[Saved entries]
- - - - - - -
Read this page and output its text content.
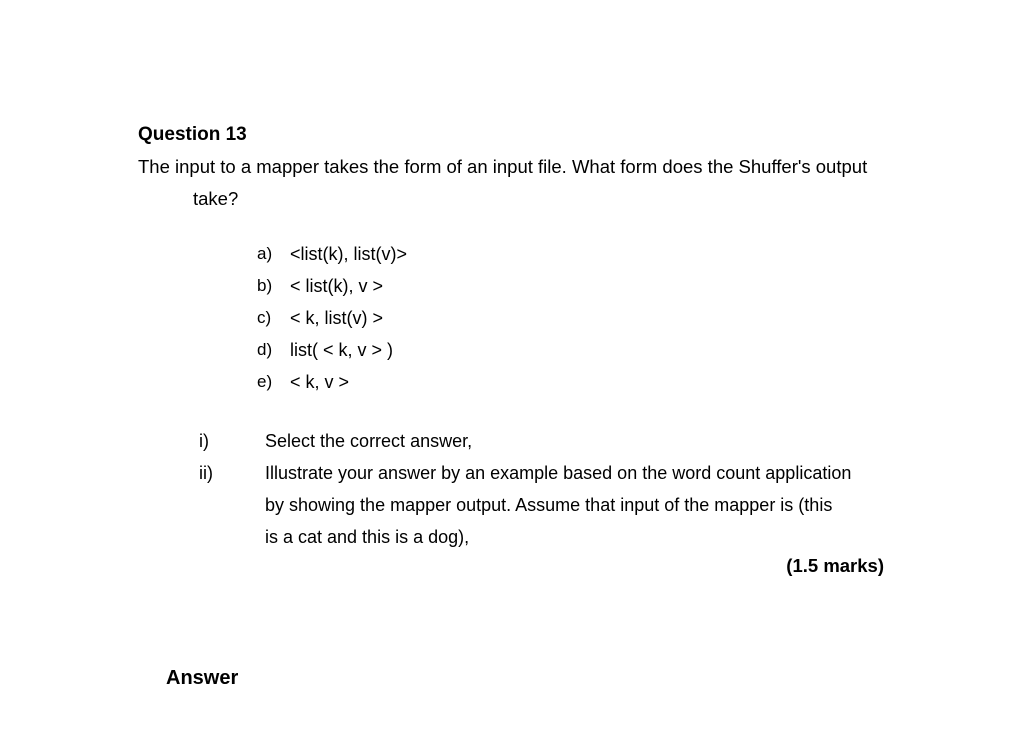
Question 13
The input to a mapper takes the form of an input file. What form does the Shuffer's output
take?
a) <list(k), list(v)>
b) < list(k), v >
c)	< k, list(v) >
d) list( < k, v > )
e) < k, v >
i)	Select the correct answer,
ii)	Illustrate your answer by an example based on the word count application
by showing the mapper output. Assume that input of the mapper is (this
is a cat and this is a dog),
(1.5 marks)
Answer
- - - - - - -
• _Set exercise_
Please transcribe the material above exactly as written. Leave the pictures out.

• _Exercise output_
Read this page and output its text content.
Question 13
The input to a mapper takes the form of an input file. What form does the Shuffer's output
take?
a) <list(k), list(v)>
b) < list(k), v >
c)	< k, list(v) >
d) list( < k, v > )
e) < k, v >
i)	Select the correct answer,
ii)	Illustrate your answer by an example based on the word count application
by showing the mapper output. Assume that input of the mapper is (this
is a cat and this is a dog),
(1.5 marks)
Answer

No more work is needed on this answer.